Start of Information shown
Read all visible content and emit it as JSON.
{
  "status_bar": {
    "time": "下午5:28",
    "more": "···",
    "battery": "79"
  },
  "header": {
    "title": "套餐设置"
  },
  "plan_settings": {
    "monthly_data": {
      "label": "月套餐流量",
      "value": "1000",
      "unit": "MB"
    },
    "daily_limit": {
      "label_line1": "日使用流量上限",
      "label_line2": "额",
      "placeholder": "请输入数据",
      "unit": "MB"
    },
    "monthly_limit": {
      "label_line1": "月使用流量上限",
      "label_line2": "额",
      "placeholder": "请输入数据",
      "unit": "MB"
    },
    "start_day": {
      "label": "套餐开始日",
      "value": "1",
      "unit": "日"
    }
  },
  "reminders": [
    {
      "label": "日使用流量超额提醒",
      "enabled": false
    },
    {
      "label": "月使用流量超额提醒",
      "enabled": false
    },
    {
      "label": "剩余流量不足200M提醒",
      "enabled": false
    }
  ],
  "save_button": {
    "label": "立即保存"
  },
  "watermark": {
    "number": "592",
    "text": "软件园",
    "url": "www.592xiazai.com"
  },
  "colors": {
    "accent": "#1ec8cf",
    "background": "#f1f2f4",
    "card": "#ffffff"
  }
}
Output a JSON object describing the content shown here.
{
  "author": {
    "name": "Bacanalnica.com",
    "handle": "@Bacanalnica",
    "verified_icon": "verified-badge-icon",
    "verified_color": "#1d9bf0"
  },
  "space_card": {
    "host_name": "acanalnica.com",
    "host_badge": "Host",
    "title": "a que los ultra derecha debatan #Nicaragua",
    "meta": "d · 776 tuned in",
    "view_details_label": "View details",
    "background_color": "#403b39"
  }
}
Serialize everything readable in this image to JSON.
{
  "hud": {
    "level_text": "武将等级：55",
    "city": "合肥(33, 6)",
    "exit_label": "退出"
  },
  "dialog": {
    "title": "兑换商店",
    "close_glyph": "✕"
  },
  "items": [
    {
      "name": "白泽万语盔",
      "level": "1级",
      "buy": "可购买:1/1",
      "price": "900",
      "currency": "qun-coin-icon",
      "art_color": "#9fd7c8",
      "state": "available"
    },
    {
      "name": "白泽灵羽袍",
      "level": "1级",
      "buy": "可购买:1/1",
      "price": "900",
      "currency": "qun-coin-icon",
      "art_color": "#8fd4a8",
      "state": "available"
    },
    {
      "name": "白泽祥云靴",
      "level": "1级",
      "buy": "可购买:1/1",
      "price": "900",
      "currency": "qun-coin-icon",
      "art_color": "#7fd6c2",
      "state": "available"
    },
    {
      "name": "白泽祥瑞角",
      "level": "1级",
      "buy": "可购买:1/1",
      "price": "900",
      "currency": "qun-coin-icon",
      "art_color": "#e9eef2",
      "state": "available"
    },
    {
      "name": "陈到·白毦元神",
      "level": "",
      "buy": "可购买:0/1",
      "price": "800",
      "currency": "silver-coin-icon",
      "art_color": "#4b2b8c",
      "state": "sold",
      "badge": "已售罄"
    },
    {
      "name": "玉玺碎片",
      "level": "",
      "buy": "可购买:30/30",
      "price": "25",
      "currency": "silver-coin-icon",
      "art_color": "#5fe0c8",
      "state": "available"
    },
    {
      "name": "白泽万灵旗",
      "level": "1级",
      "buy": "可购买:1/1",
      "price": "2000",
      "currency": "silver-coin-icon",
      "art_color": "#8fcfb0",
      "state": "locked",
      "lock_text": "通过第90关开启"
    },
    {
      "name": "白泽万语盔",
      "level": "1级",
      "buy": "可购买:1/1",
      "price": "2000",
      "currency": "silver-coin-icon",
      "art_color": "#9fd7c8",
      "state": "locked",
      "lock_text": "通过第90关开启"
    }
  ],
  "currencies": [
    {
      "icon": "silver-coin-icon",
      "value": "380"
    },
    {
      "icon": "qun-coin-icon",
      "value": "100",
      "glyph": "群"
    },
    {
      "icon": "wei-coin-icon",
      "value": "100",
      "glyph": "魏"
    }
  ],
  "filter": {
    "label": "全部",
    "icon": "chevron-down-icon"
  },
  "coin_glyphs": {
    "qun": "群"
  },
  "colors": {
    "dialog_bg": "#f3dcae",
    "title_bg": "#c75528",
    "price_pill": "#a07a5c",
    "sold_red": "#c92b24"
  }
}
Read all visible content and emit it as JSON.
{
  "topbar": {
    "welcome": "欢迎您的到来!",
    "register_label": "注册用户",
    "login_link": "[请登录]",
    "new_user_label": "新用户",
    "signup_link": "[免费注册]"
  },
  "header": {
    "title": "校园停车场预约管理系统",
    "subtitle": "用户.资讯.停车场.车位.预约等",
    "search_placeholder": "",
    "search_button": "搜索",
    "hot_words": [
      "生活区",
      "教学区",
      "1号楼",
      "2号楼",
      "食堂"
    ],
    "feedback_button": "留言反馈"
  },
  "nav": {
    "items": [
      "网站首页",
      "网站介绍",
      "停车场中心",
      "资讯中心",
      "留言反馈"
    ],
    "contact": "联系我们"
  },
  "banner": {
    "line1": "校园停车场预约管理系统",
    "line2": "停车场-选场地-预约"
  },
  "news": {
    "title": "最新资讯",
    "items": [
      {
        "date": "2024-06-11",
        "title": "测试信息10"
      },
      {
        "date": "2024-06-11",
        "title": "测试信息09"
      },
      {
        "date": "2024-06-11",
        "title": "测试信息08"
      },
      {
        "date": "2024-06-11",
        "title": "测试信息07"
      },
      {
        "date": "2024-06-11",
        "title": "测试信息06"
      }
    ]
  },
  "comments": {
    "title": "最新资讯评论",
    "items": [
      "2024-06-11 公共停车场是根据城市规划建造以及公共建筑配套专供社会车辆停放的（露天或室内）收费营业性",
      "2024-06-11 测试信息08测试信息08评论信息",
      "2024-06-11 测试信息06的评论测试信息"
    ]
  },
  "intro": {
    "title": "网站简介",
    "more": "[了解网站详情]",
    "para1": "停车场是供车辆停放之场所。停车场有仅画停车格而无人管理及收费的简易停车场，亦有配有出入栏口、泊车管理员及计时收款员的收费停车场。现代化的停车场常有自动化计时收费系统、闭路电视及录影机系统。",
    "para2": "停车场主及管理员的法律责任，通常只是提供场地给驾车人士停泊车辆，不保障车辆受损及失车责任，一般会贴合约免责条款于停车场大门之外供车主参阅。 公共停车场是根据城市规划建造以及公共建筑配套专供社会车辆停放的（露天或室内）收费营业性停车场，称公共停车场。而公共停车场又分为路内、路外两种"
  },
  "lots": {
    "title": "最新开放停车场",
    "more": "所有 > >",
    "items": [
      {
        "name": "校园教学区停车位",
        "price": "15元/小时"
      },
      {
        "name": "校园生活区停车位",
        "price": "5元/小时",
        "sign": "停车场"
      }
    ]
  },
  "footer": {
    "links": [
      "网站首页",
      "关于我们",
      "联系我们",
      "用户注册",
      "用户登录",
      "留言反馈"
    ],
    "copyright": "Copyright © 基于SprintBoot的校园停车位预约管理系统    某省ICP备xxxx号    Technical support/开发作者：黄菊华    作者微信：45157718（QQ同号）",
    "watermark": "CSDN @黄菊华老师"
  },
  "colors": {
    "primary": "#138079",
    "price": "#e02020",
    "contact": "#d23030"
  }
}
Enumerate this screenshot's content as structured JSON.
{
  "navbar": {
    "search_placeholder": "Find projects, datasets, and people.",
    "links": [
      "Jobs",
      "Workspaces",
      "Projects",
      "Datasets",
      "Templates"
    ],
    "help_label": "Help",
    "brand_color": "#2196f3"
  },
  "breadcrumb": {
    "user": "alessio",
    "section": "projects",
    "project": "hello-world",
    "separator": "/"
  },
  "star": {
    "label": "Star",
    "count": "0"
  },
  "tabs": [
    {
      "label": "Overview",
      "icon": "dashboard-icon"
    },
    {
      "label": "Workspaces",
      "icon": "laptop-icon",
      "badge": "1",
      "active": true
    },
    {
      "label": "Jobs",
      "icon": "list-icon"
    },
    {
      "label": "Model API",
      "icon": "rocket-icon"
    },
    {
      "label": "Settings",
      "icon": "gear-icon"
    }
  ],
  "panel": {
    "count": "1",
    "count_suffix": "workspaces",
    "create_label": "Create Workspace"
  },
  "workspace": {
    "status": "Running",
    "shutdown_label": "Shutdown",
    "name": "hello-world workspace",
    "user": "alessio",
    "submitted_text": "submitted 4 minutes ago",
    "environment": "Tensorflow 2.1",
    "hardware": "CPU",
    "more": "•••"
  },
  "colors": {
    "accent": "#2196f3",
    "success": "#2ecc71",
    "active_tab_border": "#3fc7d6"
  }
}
End of Information shown
* **What you should do**
Your answer should be only a number: how many lines of the data above contain the string "Bacanalnica"?

* **Task result**
2